Tasks to complete ->
A) In one to three sentences, explain why Q1 of the R exercise on regulation amendments pulls the date from the “xml_url” column.
B) Carry on the R exercise on regulation amendments, picking up right after its last sentence.

Excerpted text ->
____

df[1:3,1] # check the first three rows and first column
##                                                                       xml_url 
## ftp://205.193.86.89/PITXML/regulations/SOR-2002-227/20060322/SOR-2002-227.xml 
##                                                                       xml_url 
## ftp://205.193.86.89/PITXML/regulations/SOR-2002-227/20060511/SOR-2002-227.xml 
##                                                                       xml_url 
## ftp://205.193.86.89/PITXML/regulations/SOR-2002-227/20060601/SOR-2002-227.xml 
## 107 Levels: ftp://205.193.86.89/PITXML/regulations/SOR-2002-227/20060322/SOR-2002-227.xml ...

2. Questions,

Q1

  • Each amendment is associated with a date, which is stored in the “xml_url” column. Use a regular expression to extract the date and add it as a separate numeric column to your dataframe.

____

[Dataset entries]
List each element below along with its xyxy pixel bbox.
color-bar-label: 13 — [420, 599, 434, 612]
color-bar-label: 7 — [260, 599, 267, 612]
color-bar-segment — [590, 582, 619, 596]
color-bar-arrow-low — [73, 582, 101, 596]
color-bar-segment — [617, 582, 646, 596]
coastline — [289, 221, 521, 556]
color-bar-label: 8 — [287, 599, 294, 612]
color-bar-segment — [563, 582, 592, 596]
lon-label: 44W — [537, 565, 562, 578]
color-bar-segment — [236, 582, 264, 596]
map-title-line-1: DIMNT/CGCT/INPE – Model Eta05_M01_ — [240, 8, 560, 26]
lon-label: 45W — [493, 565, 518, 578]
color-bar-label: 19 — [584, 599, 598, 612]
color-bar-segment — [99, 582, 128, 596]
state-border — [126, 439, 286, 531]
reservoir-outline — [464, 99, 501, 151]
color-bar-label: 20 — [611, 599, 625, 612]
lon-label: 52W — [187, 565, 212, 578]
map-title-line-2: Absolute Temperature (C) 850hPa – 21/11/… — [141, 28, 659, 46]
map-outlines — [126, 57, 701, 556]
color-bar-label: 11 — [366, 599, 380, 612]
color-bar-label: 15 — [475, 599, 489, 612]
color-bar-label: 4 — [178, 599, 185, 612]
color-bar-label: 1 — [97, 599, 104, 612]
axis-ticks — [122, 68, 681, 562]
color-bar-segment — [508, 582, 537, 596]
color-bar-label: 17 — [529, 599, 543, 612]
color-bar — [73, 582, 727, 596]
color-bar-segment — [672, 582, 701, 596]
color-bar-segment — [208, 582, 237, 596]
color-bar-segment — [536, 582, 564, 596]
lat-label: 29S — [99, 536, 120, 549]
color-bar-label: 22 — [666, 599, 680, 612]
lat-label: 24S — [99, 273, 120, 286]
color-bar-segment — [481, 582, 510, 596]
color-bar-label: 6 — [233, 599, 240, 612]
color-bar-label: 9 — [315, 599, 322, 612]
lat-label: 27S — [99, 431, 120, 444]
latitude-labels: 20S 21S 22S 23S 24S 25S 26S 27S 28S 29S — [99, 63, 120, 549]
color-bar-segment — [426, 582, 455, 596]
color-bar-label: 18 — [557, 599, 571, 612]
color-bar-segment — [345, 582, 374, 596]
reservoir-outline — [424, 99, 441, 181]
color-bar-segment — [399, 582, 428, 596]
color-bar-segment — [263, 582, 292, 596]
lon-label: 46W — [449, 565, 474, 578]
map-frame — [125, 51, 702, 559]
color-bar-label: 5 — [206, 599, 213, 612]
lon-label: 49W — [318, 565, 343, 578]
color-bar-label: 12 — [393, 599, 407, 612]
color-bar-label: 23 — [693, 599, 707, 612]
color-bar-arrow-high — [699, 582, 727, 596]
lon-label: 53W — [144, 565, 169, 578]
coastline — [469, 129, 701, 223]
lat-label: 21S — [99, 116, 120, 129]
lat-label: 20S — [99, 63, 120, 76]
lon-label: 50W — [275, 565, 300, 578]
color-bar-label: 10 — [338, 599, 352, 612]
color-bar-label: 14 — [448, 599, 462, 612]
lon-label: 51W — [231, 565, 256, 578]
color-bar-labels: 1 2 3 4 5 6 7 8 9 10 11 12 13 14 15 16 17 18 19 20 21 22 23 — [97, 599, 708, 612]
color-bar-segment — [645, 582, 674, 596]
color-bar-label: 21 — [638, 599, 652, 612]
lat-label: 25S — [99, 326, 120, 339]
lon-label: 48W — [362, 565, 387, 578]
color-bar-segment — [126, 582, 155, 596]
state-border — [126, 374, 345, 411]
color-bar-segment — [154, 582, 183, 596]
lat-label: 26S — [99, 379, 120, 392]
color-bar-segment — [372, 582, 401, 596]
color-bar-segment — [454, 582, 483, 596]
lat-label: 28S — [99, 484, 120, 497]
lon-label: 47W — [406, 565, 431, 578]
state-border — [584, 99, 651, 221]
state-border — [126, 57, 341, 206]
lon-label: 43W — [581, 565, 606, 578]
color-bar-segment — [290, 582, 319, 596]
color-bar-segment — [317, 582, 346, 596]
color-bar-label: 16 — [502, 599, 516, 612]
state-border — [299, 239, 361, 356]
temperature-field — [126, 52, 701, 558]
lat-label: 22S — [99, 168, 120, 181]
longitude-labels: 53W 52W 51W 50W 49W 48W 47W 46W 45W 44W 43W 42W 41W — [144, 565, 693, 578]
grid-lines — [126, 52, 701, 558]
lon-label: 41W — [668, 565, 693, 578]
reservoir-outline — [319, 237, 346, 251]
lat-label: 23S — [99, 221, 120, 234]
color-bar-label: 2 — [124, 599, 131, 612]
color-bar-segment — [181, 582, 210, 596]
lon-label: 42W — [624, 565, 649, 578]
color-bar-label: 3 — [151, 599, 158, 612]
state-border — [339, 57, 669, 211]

____

Replies ->
A) Each amendment is associated with a date, and that date is stored in the “xml_url” column. A regular expression can therefore extract it from there, so it can be added to the dataframe as a separate numeric column.

B)
# use regular expression to add date to dataframe as third column
for (i in 1:nrow(df)){
  df[i,3] = as.Date(regmatches(df[i,1],regexpr("\\d{8}",df[i,1])) , format="%Y%m%d")
}

names(df)[names(df) == "V3"] <- "date"  # change the third column name
str(df)
## 'data.frame':    107 obs. of  3 variables:
##  $ xml_url  : Factor w/ 107 levels "ftp://205.193.86.89/PITXML/regulations/SOR-2002-227/20060322/SOR-2002-227.xml",..: 1 2 3 4 5 6 7 8 9 10 ...
##   ..- attr(*, "names")= chr [1:107] "xml_url" "xml_url" "xml_url" "xml_url" ...
##  $ full_text: chr  "part 1interpretation and applicationdivision 1interpretationdefinitions1 the definitions this subsection apply "| __truncated__ "part 1interpretation and applicationdivision 1interpretationdefinitions1 the definitions this subsection apply "| __truncated__ "part 1interpretation and applicationdivision 1interpretationdefinitions1 the definitions this subsection apply "| __truncated__ "part 1interpretation and applicationdivision 1interpretationdefinitions1 the definitions this subsection apply "| __truncated__ ...
##  $ date     : Date, format: "2006-03-22" "2006-05-11" ...

Q2

  • Extract the year information from the date column. How many amendments were passed each year? Use a barplot() to visualize the yearly counts.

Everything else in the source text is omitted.